● **Problem to work on**
Transcribe the entries exactly; images are not part of the copy.

● **Records provided**
-------------------------
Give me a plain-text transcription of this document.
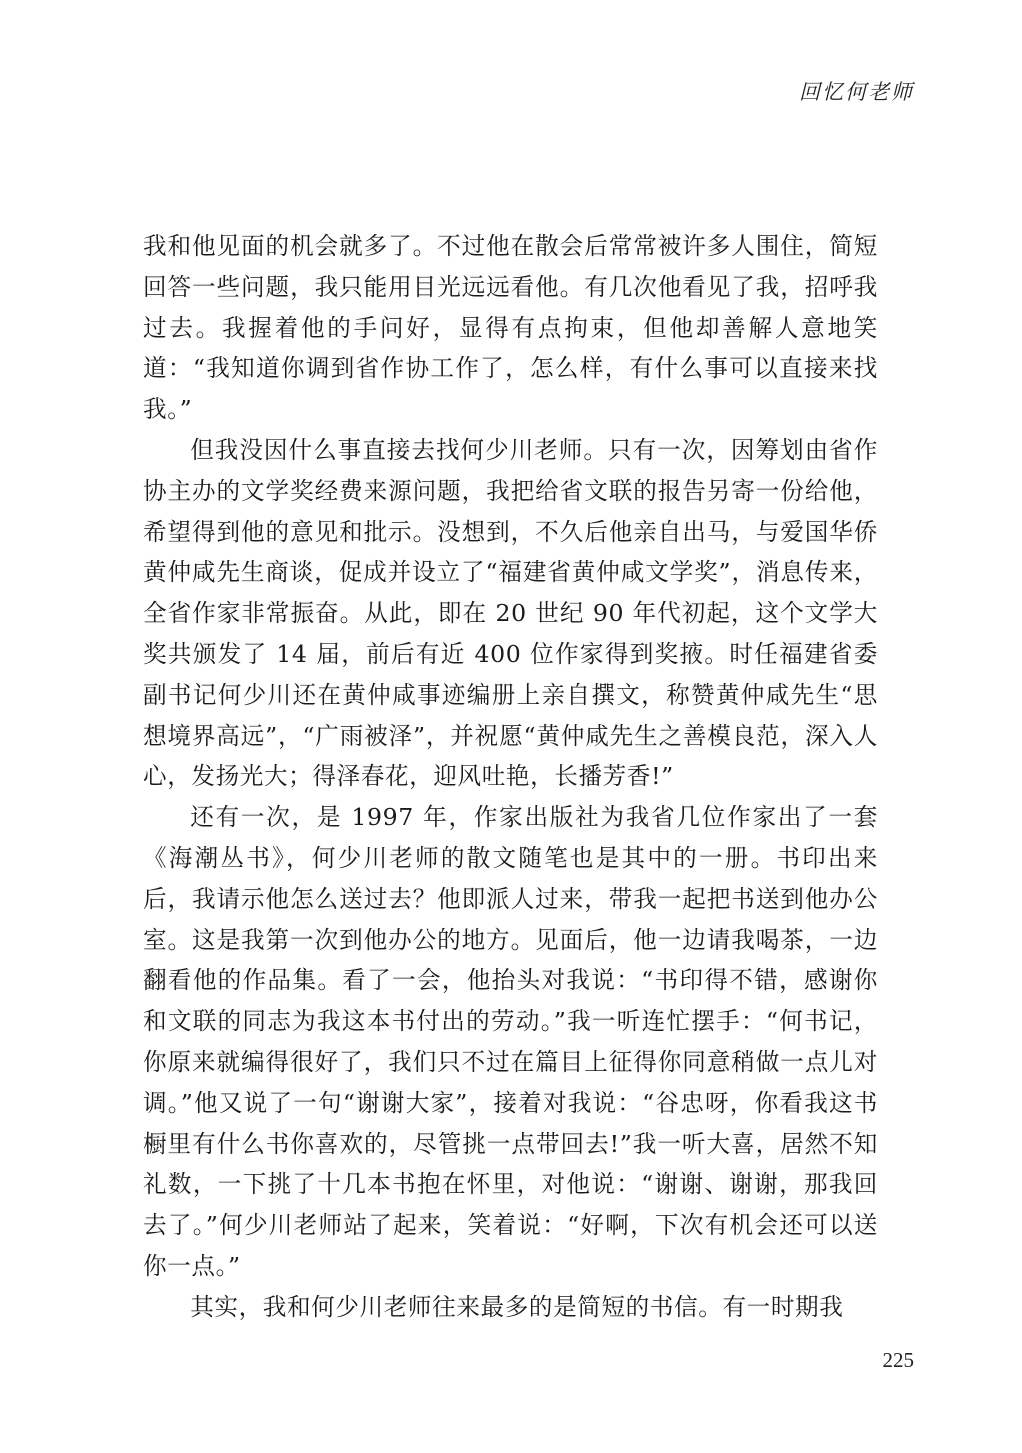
回忆何老师

我和他见面的机会就多了。不过他在散会后常常被许多人围住，简短回答一些问题，我只能用目光远远看他。有几次他看见了我，招呼我过去。我握着他的手问好，显得有点拘束，但他却善解人意地笑道：“我知道你调到省作协工作了，怎么样，有什么事可以直接来找我。”

但我没因什么事直接去找何少川老师。只有一次，因筹划由省作协主办的文学奖经费来源问题，我把给省文联的报告另寄一份给他，希望得到他的意见和批示。没想到，不久后他亲自出马，与爱国华侨黄仲咸先生商谈，促成并设立了“福建省黄仲咸文学奖”，消息传来，全省作家非常振奋。从此，即在 20 世纪 90 年代初起，这个文学大奖共颁发了 14 届，前后有近 400 位作家得到奖掖。时任福建省委副书记何少川还在黄仲咸事迹编册上亲自撰文，称赞黄仲咸先生“思想境界高远”，“广雨被泽”，并祝愿“黄仲咸先生之善模良范，深入人心，发扬光大；得泽春花，迎风吐艳，长播芳香!”

还有一次，是 1997 年，作家出版社为我省几位作家出了一套《海潮丛书》，何少川老师的散文随笔也是其中的一册。书印出来后，我请示他怎么送过去？他即派人过来，带我一起把书送到他办公室。这是我第一次到他办公的地方。见面后，他一边请我喝茶，一边翻看他的作品集。看了一会，他抬头对我说：“书印得不错，感谢你和文联的同志为我这本书付出的劳动。”我一听连忙摆手：“何书记，你原来就编得很好了，我们只不过在篇目上征得你同意稍做一点儿对调。”他又说了一句“谢谢大家”，接着对我说：“谷忠呀，你看我这书橱里有什么书你喜欢的，尽管挑一点带回去!”我一听大喜，居然不知礼数，一下挑了十几本书抱在怀里，对他说：“谢谢、谢谢，那我回去了。”何少川老师站了起来，笑着说：“好啊，下次有机会还可以送你一点。”

其实，我和何少川老师往来最多的是简短的书信。有一时期我

225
-------------------------
● **Output below**
Give me a plain-text transcription of this document.
回忆何老师

我和他见面的机会就多了。不过他在散会后常常被许多人围住，简短回答一些问题，我只能用目光远远看他。有几次他看见了我，招呼我过去。我握着他的手问好，显得有点拘束，但他却善解人意地笑道：“我知道你调到省作协工作了，怎么样，有什么事可以直接来找我。”

但我没因什么事直接去找何少川老师。只有一次，因筹划由省作协主办的文学奖经费来源问题，我把给省文联的报告另寄一份给他，希望得到他的意见和批示。没想到，不久后他亲自出马，与爱国华侨黄仲咸先生商谈，促成并设立了“福建省黄仲咸文学奖”，消息传来，全省作家非常振奋。从此，即在 20 世纪 90 年代初起，这个文学大奖共颁发了 14 届，前后有近 400 位作家得到奖掖。时任福建省委副书记何少川还在黄仲咸事迹编册上亲自撰文，称赞黄仲咸先生“思想境界高远”，“广雨被泽”，并祝愿“黄仲咸先生之善模良范，深入人心，发扬光大；得泽春花，迎风吐艳，长播芳香!”

还有一次，是 1997 年，作家出版社为我省几位作家出了一套《海潮丛书》，何少川老师的散文随笔也是其中的一册。书印出来后，我请示他怎么送过去？他即派人过来，带我一起把书送到他办公室。这是我第一次到他办公的地方。见面后，他一边请我喝茶，一边翻看他的作品集。看了一会，他抬头对我说：“书印得不错，感谢你和文联的同志为我这本书付出的劳动。”我一听连忙摆手：“何书记，你原来就编得很好了，我们只不过在篇目上征得你同意稍做一点儿对调。”他又说了一句“谢谢大家”，接着对我说：“谷忠呀，你看我这书橱里有什么书你喜欢的，尽管挑一点带回去!”我一听大喜，居然不知礼数，一下挑了十几本书抱在怀里，对他说：“谢谢、谢谢，那我回去了。”何少川老师站了起来，笑着说：“好啊，下次有机会还可以送你一点。”

其实，我和何少川老师往来最多的是简短的书信。有一时期我

225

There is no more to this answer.